> [MATERIAL]:

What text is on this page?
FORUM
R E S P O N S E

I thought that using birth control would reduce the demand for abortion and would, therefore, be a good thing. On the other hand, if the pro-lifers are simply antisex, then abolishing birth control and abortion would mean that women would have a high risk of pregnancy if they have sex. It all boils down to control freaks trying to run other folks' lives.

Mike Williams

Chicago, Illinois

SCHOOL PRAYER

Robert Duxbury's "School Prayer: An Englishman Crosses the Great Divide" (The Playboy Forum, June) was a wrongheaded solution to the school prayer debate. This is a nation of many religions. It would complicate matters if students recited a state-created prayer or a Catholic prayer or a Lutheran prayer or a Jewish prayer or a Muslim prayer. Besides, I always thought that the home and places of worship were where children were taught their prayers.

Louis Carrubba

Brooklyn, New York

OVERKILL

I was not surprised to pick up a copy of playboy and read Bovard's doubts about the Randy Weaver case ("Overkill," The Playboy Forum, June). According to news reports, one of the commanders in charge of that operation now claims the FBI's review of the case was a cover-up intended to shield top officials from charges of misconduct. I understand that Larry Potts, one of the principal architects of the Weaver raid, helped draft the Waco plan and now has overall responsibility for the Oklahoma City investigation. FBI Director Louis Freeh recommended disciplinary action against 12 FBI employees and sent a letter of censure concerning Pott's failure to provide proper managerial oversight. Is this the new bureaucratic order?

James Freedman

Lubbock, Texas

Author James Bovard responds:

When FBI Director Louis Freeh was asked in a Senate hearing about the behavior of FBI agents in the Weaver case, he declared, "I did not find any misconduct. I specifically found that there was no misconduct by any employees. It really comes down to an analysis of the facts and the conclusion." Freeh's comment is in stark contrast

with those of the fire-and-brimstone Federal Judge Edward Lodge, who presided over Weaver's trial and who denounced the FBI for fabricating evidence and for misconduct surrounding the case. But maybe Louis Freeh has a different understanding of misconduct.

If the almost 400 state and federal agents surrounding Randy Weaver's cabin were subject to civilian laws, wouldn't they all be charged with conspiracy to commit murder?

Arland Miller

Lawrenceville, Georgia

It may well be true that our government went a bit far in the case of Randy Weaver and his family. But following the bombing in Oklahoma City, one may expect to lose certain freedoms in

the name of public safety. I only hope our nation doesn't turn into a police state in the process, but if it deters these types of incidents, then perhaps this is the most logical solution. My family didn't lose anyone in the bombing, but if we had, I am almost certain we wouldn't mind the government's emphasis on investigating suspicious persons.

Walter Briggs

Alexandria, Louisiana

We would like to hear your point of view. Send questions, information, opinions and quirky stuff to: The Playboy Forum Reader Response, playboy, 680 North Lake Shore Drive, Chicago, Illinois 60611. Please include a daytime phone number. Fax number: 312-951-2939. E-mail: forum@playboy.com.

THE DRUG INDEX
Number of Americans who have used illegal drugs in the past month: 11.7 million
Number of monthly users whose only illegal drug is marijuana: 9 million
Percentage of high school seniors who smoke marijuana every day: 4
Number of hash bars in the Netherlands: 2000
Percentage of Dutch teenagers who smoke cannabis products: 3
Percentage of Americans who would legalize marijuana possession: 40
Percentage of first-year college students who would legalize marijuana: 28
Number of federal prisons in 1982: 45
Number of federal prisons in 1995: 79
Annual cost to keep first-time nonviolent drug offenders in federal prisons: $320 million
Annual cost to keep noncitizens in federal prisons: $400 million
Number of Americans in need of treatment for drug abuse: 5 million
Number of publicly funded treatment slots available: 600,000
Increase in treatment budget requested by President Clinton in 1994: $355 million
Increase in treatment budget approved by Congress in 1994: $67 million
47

---

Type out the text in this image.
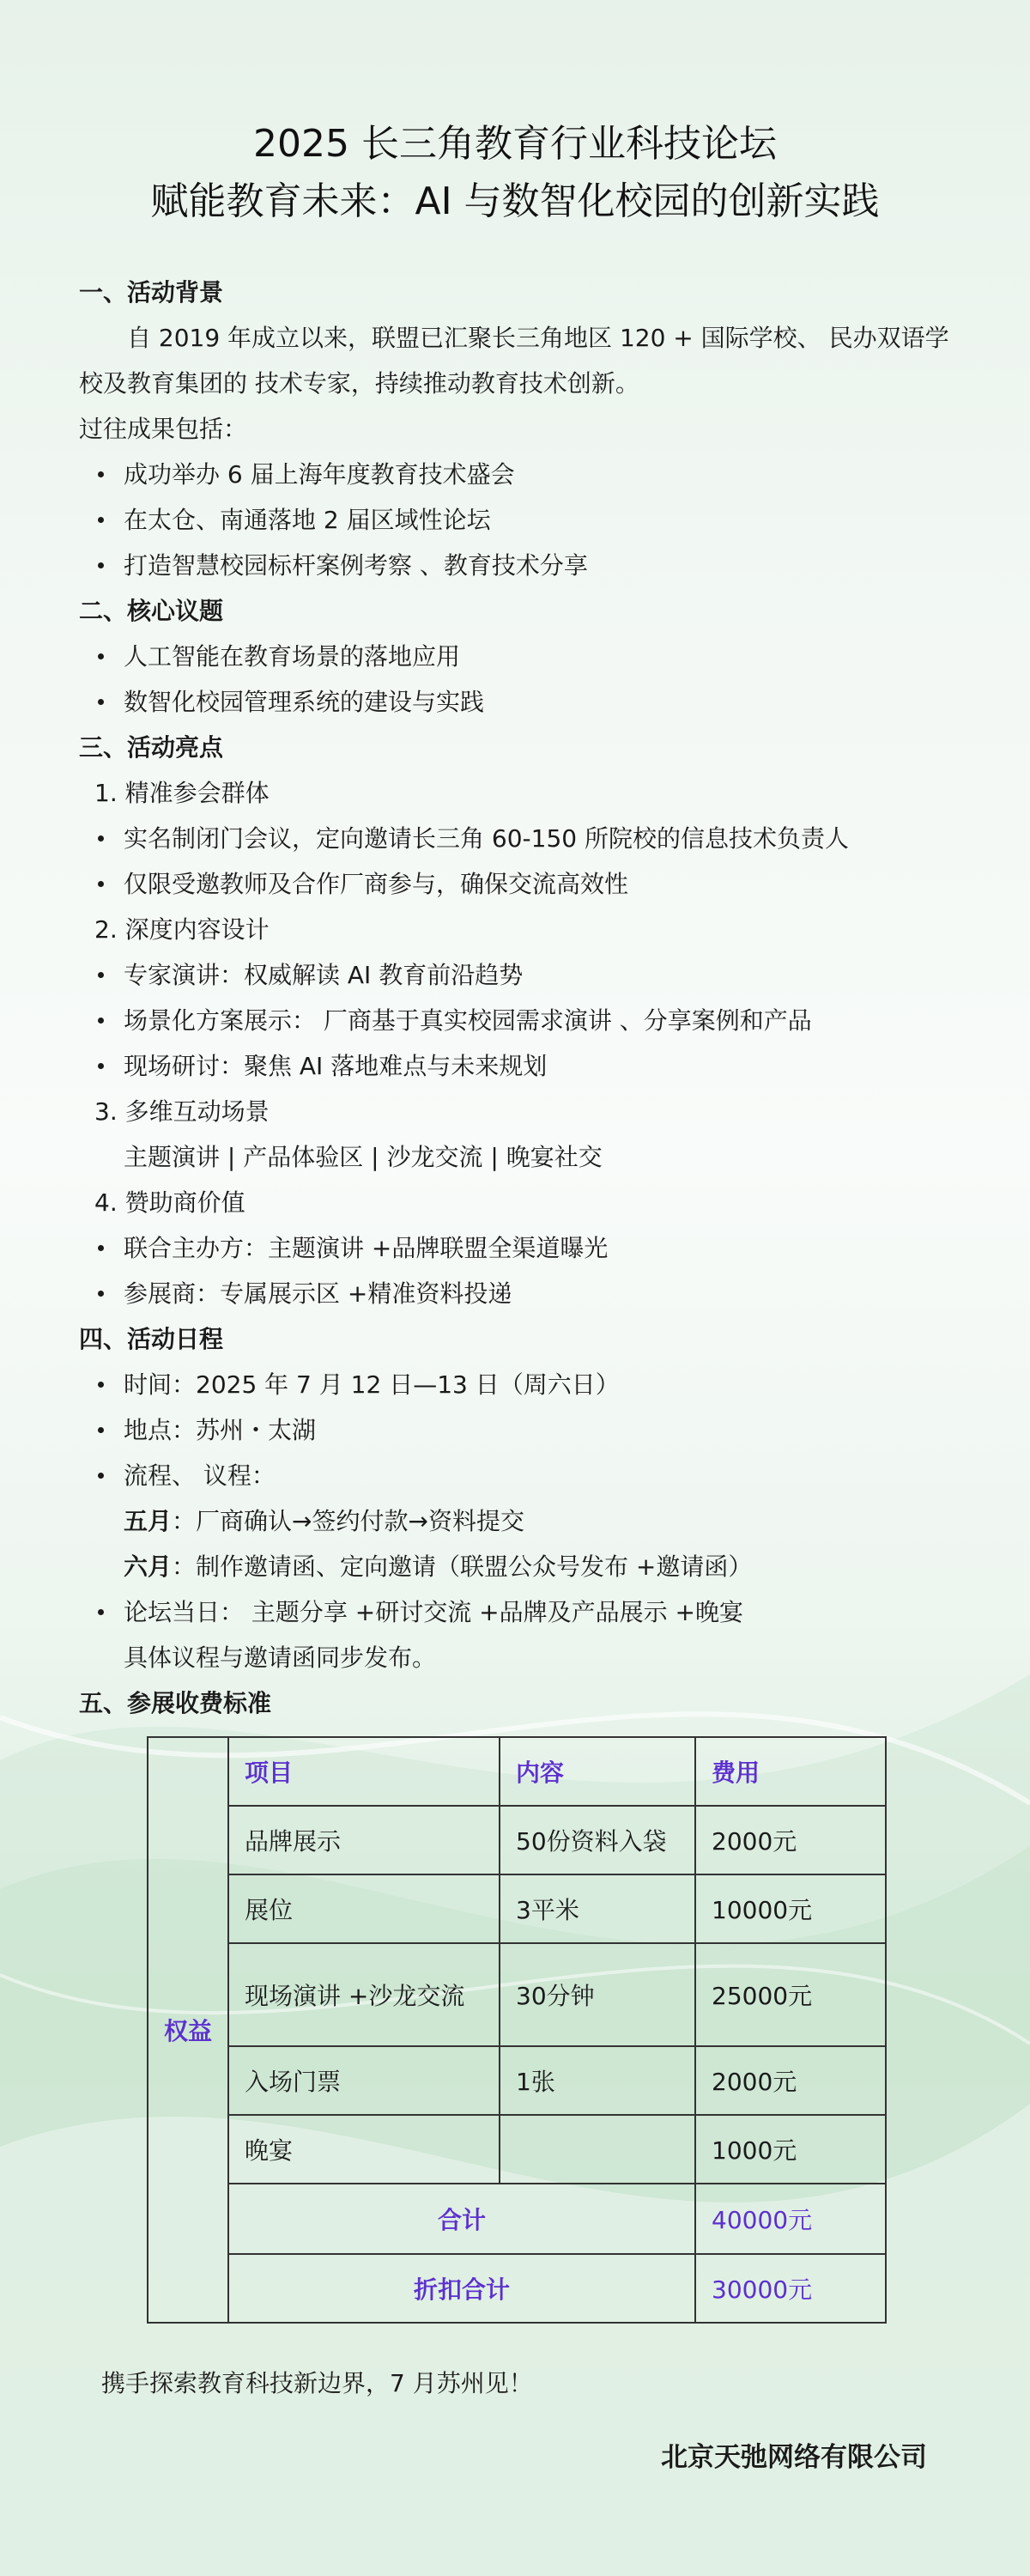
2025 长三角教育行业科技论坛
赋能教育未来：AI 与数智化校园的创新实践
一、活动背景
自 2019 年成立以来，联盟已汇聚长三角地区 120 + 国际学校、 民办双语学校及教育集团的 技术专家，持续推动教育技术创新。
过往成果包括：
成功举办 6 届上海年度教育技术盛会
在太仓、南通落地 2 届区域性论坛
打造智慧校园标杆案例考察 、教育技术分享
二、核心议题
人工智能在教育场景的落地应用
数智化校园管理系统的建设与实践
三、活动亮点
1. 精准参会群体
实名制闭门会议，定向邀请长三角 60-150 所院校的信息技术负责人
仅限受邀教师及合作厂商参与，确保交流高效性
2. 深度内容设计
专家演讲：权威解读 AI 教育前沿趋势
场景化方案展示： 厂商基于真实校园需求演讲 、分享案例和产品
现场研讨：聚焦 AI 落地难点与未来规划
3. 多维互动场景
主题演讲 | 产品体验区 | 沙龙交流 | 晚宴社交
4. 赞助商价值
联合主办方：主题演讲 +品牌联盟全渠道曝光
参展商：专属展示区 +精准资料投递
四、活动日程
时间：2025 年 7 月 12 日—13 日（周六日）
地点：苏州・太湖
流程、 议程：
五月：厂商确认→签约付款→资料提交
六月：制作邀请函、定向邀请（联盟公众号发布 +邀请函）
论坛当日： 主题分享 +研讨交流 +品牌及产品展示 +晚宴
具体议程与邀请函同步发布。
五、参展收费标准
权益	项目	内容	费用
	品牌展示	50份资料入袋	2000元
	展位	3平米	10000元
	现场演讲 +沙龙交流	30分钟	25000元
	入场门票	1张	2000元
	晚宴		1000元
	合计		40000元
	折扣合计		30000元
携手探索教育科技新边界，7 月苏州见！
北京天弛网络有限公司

==

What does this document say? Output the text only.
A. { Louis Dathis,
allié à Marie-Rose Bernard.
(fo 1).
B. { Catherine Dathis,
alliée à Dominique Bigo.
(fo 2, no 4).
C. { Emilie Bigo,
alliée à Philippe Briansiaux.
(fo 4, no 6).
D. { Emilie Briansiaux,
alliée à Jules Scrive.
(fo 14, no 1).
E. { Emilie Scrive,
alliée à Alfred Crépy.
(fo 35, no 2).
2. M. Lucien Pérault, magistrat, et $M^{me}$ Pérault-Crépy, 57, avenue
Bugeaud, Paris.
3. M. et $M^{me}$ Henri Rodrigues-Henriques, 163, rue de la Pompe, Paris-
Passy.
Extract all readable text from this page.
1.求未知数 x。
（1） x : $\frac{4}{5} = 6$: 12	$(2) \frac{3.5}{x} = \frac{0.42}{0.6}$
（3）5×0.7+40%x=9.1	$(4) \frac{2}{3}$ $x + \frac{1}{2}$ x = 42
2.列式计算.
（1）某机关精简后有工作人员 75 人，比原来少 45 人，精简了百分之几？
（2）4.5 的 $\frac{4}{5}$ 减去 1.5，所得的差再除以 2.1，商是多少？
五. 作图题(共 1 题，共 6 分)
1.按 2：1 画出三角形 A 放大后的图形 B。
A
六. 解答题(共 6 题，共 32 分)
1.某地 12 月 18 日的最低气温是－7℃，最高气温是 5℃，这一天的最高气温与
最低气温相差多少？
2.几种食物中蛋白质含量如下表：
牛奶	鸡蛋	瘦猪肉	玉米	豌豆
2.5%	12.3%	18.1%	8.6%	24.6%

> [GOAL]:
Look for the word "with" in every line of the listing and copy the lines that have it.

> [ANSWER FOR THIS EXERCISE]:
with those of the fire-and-brimstone Federal Judge Edward Lodge, who presided over Weaver's trial and who denounced the FBI for fabricating evidence and for misconduct surrounding the case. But maybe Louis Freeh has a different understanding of misconduct.
If the almost 400 state and federal agents surrounding Randy Weaver's cabin were subject to civilian laws, wouldn't they all be charged with conspiracy to commit murder?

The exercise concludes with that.